Task description: Go through the data below and gather each line containing "have".

━━━━━ Stored data ━━━━━

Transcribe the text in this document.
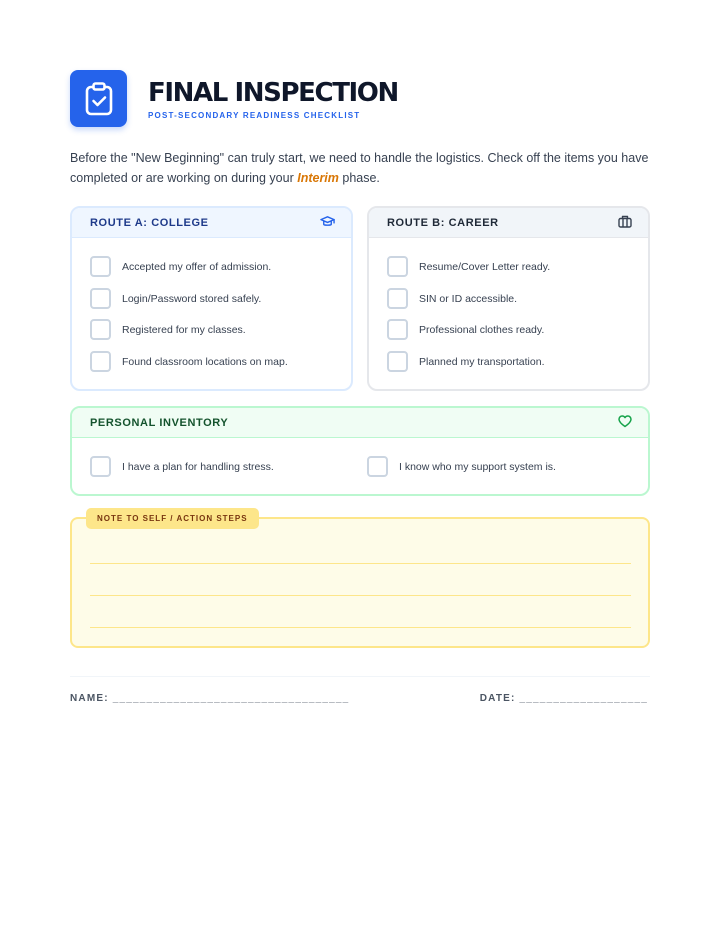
FINAL INSPECTION
POST-SECONDARY READINESS CHECKLIST

Before the "New Beginning" can truly start, we need to handle the logistics. Check off the items you have completed or are working on during your Interim phase.

ROUTE A: COLLEGE
Accepted my offer of admission.
Login/Password stored safely.
Registered for my classes.
Found classroom locations on map.
ROUTE B: CAREER
Resume/Cover Letter ready.
SIN or ID accessible.
Professional clothes ready.
Planned my transportation.
PERSONAL INVENTORY
I have a plan for handling stress.	I know who my support system is.
NOTE TO SELF / ACTION STEPS
NAME: ___________________________________	DATE: ___________________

━━━━━

Response:
Before the "New Beginning" can truly start, we need to handle the logistics. Check off the items you have completed or are working on during your Interim phase.
I have a plan for handling stress.	I know who my support system is.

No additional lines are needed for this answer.